-- BEGIN Stored rows --

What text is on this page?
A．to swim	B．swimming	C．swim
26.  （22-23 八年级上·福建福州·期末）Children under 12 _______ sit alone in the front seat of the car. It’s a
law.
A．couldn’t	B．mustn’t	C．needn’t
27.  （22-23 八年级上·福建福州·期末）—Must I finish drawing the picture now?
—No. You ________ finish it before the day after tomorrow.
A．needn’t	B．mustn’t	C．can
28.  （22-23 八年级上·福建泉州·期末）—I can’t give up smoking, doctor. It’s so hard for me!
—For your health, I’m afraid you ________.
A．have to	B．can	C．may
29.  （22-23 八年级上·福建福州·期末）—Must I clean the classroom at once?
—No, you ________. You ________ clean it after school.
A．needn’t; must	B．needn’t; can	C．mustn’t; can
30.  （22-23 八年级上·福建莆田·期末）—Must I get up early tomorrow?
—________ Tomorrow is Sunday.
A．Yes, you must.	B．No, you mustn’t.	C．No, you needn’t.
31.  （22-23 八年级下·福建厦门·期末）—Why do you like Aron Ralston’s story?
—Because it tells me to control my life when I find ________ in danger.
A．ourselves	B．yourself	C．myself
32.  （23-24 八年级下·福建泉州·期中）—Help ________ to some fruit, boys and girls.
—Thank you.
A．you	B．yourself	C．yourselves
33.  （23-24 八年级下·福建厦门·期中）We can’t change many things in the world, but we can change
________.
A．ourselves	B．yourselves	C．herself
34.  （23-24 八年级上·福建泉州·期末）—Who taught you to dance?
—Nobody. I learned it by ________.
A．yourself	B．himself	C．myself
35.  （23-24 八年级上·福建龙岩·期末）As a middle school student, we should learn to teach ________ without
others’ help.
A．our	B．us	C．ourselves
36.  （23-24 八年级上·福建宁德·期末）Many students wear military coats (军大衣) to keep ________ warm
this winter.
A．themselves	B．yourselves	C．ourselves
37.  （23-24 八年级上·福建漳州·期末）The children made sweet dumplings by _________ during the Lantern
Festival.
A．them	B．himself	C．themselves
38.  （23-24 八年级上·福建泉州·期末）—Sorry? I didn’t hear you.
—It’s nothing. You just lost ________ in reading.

-- END Stored rows --

**Your goal**: Give the entries again in full, exactly as they are written.

**Final result**:
What text is on this page?
A．to swim	B．swimming	C．swim
26.  （22-23 八年级上·福建福州·期末）Children under 12 _______ sit alone in the front seat of the car. It’s a
law.
A．couldn’t	B．mustn’t	C．needn’t
27.  （22-23 八年级上·福建福州·期末）—Must I finish drawing the picture now?
—No. You ________ finish it before the day after tomorrow.
A．needn’t	B．mustn’t	C．can
28.  （22-23 八年级上·福建泉州·期末）—I can’t give up smoking, doctor. It’s so hard for me!
—For your health, I’m afraid you ________.
A．have to	B．can	C．may
29.  （22-23 八年级上·福建福州·期末）—Must I clean the classroom at once?
—No, you ________. You ________ clean it after school.
A．needn’t; must	B．needn’t; can	C．mustn’t; can
30.  （22-23 八年级上·福建莆田·期末）—Must I get up early tomorrow?
—________ Tomorrow is Sunday.
A．Yes, you must.	B．No, you mustn’t.	C．No, you needn’t.
31.  （22-23 八年级下·福建厦门·期末）—Why do you like Aron Ralston’s story?
—Because it tells me to control my life when I find ________ in danger.
A．ourselves	B．yourself	C．myself
32.  （23-24 八年级下·福建泉州·期中）—Help ________ to some fruit, boys and girls.
—Thank you.
A．you	B．yourself	C．yourselves
33.  （23-24 八年级下·福建厦门·期中）We can’t change many things in the world, but we can change
________.
A．ourselves	B．yourselves	C．herself
34.  （23-24 八年级上·福建泉州·期末）—Who taught you to dance?
—Nobody. I learned it by ________.
A．yourself	B．himself	C．myself
35.  （23-24 八年级上·福建龙岩·期末）As a middle school student, we should learn to teach ________ without
others’ help.
A．our	B．us	C．ourselves
36.  （23-24 八年级上·福建宁德·期末）Many students wear military coats (军大衣) to keep ________ warm
this winter.
A．themselves	B．yourselves	C．ourselves
37.  （23-24 八年级上·福建漳州·期末）The children made sweet dumplings by _________ during the Lantern
Festival.
A．them	B．himself	C．themselves
38.  （23-24 八年级上·福建泉州·期末）—Sorry? I didn’t hear you.
—It’s nothing. You just lost ________ in reading.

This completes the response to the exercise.